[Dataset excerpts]
* start *

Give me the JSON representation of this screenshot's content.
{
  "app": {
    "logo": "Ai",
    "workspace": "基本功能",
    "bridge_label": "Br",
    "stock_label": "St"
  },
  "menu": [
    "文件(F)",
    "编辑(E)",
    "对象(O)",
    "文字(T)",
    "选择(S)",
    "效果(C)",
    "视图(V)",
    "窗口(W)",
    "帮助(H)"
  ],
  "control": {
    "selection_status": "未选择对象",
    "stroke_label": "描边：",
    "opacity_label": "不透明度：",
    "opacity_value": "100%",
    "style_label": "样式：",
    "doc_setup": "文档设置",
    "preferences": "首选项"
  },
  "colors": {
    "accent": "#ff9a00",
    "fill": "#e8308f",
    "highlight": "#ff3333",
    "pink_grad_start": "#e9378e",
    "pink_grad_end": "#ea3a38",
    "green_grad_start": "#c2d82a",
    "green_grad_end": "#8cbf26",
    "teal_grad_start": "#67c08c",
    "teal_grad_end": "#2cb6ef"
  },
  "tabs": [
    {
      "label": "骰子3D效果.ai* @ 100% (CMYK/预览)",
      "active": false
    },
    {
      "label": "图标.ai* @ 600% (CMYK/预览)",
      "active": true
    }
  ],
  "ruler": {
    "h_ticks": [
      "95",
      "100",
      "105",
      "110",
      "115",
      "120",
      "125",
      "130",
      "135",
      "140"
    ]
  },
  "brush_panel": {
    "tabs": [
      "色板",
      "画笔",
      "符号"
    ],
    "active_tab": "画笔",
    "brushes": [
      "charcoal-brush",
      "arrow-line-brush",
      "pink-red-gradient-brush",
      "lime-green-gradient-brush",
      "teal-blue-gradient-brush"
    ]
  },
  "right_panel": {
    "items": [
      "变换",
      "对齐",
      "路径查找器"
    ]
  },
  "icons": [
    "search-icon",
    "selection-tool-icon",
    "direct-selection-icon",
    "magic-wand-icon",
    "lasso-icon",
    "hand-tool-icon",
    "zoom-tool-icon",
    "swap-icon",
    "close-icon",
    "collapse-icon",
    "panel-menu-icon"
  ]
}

* end *
* start *

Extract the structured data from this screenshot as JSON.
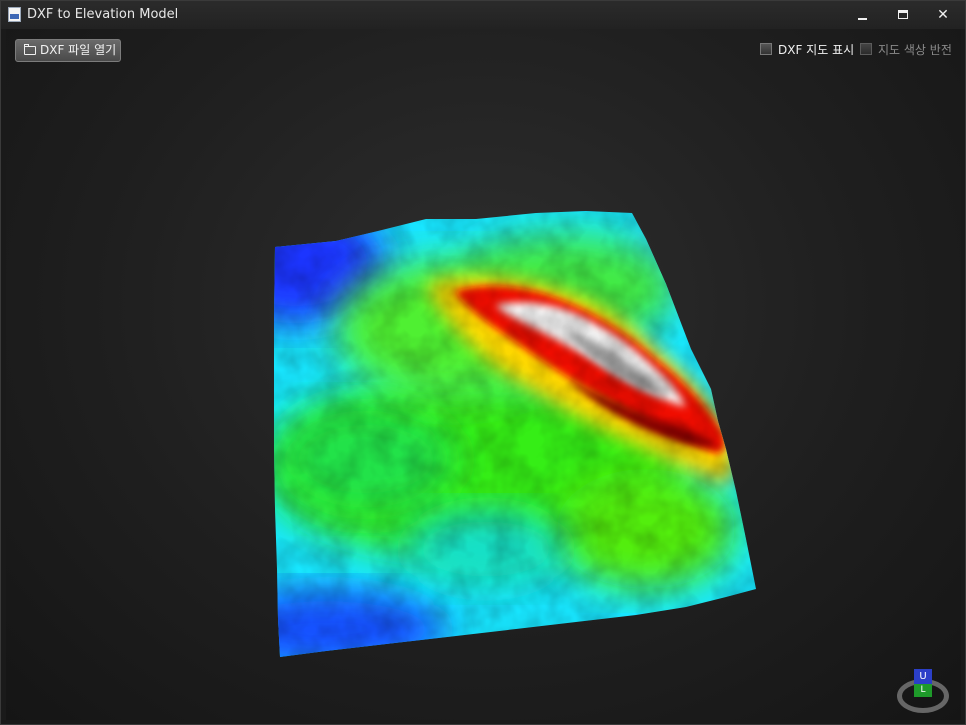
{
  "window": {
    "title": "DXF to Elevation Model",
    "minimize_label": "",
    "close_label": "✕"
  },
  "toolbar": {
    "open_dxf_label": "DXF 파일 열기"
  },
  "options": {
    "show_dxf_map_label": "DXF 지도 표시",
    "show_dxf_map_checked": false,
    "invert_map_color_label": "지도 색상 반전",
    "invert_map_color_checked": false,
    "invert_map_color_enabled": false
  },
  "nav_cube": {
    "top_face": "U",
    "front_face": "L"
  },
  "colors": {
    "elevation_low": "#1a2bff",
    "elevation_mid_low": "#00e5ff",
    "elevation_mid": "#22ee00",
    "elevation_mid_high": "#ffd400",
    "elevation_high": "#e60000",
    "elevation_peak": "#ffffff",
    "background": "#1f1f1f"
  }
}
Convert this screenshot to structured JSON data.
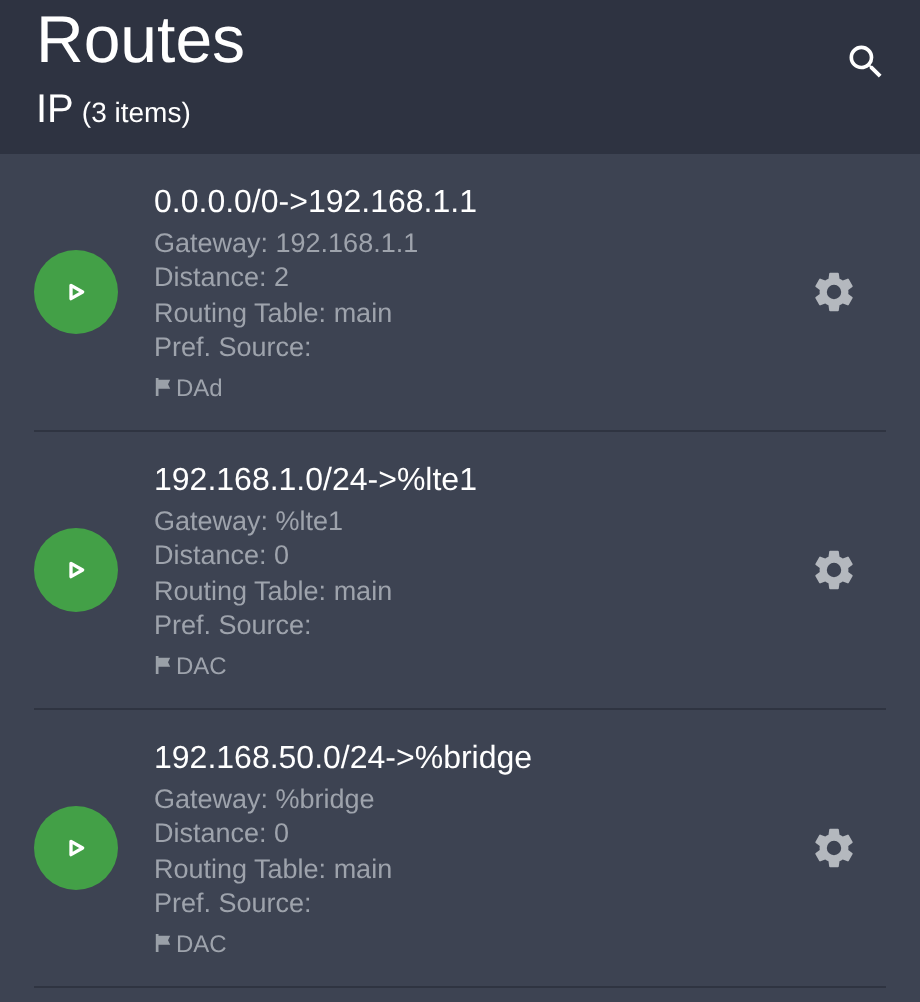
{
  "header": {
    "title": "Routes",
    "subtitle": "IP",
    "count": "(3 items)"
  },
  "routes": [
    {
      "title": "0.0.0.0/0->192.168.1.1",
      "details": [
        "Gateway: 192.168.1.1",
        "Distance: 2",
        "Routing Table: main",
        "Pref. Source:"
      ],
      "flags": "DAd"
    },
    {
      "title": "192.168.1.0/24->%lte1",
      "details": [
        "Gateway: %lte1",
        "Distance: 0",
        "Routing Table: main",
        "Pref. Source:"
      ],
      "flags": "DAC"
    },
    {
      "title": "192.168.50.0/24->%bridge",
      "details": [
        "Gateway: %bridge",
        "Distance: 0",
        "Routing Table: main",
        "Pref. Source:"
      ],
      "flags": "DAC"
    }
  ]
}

* end *

# Objective
Filter the entries down to the lines containing "CMYK". Copy each of those lines.

# Complete output
      "label": "骰子3D效果.ai* @ 100% (CMYK/预览)",
      "label": "图标.ai* @ 600% (CMYK/预览)",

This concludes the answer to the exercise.